____ EXTRACTED MATERIAL

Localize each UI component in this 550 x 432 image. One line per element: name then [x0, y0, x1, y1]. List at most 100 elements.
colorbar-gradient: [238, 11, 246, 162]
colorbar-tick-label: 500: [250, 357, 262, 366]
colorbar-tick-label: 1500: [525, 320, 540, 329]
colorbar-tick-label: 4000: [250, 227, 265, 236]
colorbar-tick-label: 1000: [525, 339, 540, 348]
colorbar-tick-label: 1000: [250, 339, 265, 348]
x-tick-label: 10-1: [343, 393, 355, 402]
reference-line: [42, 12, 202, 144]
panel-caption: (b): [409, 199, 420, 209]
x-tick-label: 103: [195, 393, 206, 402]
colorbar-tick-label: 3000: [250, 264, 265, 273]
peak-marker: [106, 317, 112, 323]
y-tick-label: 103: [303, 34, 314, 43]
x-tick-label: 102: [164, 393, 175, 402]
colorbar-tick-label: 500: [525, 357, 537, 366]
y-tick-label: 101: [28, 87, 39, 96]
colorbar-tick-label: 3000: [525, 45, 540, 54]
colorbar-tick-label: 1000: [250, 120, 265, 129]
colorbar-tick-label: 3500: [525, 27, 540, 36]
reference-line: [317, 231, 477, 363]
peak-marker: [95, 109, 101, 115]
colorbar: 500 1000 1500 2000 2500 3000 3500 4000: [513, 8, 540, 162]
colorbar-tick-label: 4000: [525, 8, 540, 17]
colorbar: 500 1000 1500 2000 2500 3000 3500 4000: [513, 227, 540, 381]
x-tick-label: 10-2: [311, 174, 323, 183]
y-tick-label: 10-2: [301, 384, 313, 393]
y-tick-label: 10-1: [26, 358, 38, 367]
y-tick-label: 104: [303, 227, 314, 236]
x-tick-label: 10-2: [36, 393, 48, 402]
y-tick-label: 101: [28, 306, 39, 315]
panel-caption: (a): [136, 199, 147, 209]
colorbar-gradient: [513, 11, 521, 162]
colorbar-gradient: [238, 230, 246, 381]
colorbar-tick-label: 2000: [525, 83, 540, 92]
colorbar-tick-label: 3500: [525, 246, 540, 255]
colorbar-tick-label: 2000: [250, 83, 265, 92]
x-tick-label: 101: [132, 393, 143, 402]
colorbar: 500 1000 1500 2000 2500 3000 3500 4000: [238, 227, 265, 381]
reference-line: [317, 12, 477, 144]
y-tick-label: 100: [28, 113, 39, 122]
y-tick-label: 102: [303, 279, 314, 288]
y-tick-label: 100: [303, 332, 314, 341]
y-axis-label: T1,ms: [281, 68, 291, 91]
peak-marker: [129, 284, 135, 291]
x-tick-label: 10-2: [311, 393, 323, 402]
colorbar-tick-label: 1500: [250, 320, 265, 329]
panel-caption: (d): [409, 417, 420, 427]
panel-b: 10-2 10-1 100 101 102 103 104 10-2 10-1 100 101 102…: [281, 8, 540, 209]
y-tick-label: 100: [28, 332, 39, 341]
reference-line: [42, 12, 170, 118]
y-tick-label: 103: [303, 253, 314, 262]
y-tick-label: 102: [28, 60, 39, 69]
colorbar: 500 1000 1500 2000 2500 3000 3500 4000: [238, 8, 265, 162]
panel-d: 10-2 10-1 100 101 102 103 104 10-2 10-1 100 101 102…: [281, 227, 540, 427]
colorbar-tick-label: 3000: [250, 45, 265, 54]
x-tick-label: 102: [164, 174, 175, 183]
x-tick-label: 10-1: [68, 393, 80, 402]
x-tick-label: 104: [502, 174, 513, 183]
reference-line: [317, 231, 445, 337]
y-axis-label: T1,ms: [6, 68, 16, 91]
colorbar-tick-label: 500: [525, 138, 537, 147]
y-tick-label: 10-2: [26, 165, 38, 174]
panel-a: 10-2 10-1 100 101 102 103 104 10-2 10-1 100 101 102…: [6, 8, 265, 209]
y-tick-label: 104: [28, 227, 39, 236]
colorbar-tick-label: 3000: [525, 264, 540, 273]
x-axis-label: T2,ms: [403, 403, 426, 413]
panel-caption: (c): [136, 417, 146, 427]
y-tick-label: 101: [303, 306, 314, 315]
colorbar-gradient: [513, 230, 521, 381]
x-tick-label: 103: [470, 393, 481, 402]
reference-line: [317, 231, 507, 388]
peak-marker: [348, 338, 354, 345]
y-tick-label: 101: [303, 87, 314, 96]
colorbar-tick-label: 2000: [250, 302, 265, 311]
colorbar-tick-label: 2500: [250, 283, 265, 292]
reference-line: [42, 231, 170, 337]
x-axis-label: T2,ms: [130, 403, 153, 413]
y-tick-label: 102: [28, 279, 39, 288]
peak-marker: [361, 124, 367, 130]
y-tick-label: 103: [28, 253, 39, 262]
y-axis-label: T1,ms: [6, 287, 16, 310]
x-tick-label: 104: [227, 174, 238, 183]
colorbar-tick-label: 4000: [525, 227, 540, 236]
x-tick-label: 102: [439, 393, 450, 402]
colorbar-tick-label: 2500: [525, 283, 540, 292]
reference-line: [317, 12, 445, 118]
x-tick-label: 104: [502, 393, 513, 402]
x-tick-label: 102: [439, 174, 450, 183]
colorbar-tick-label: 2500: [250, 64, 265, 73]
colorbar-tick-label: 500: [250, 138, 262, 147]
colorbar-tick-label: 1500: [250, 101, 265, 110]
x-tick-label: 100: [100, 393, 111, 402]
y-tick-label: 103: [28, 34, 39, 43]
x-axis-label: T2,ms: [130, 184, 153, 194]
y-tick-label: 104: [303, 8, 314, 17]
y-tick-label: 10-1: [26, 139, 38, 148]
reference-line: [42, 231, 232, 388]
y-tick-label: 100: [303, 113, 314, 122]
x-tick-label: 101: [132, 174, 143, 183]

________

» **WHAT IS ASKED**
Pull out each line in the listing above that contains the string "axis". Only matches with the same upper- and lowercase letters count.

» **RESULT OF THIS TASK**
y-axis-label: T1,ms: [281, 68, 291, 91]
y-axis-label: T1,ms: [6, 68, 16, 91]
x-axis-label: T2,ms: [403, 403, 426, 413]
x-axis-label: T2,ms: [130, 403, 153, 413]
y-axis-label: T1,ms: [6, 287, 16, 310]
x-axis-label: T2,ms: [130, 184, 153, 194]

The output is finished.